__Written request__
Go through each line of the records below and count those with the word "blog"; give only the total.

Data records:
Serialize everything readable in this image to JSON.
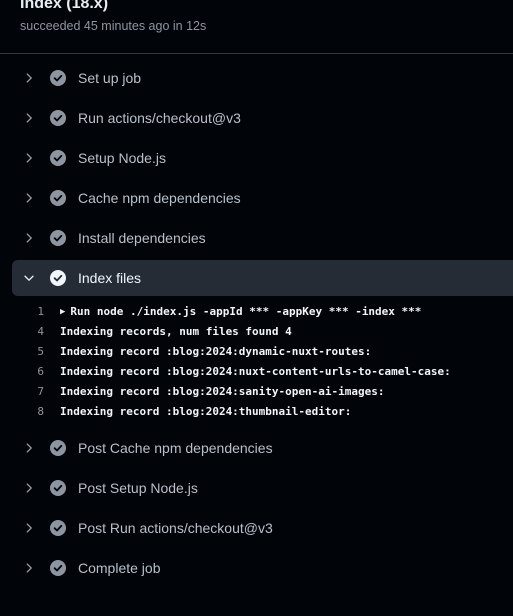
{
  "header": {
    "title": "Index (18.x)",
    "subtitle": "succeeded 45 minutes ago in 12s"
  },
  "steps_before": [
    {
      "label": "Set up job"
    },
    {
      "label": "Run actions/checkout@v3"
    },
    {
      "label": "Setup Node.js"
    },
    {
      "label": "Cache npm dependencies"
    },
    {
      "label": "Install dependencies"
    }
  ],
  "expanded_step": {
    "label": "Index files",
    "log": [
      {
        "num": "1",
        "text": "Run node ./index.js -appId *** -appKey *** -index ***",
        "collapsible": true
      },
      {
        "num": "4",
        "text": "Indexing records, num files found 4"
      },
      {
        "num": "5",
        "text": "Indexing record :blog:2024:dynamic-nuxt-routes:"
      },
      {
        "num": "6",
        "text": "Indexing record :blog:2024:nuxt-content-urls-to-camel-case:"
      },
      {
        "num": "7",
        "text": "Indexing record :blog:2024:sanity-open-ai-images:"
      },
      {
        "num": "8",
        "text": "Indexing record :blog:2024:thumbnail-editor:"
      }
    ]
  },
  "steps_after": [
    {
      "label": "Post Cache npm dependencies"
    },
    {
      "label": "Post Setup Node.js"
    },
    {
      "label": "Post Run actions/checkout@v3"
    },
    {
      "label": "Complete job"
    }
  ],
  "colors": {
    "check_fill": "#8d96a0",
    "expanded_bg": "#262c36",
    "background": "#010409"
  }
}
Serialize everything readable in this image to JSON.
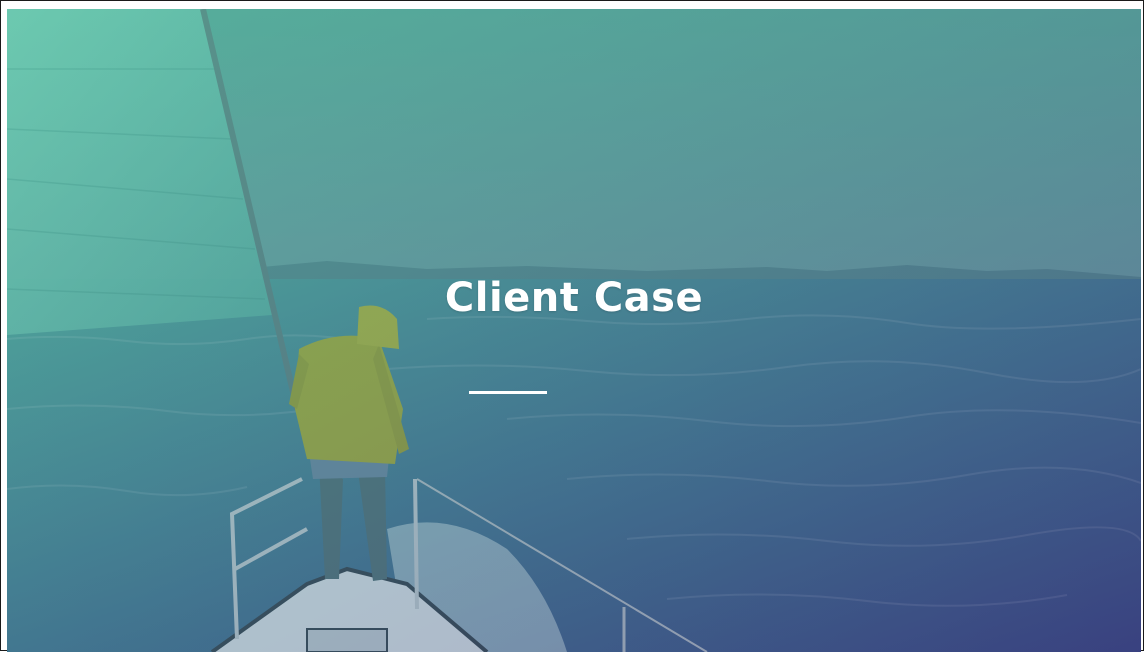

__The response__
4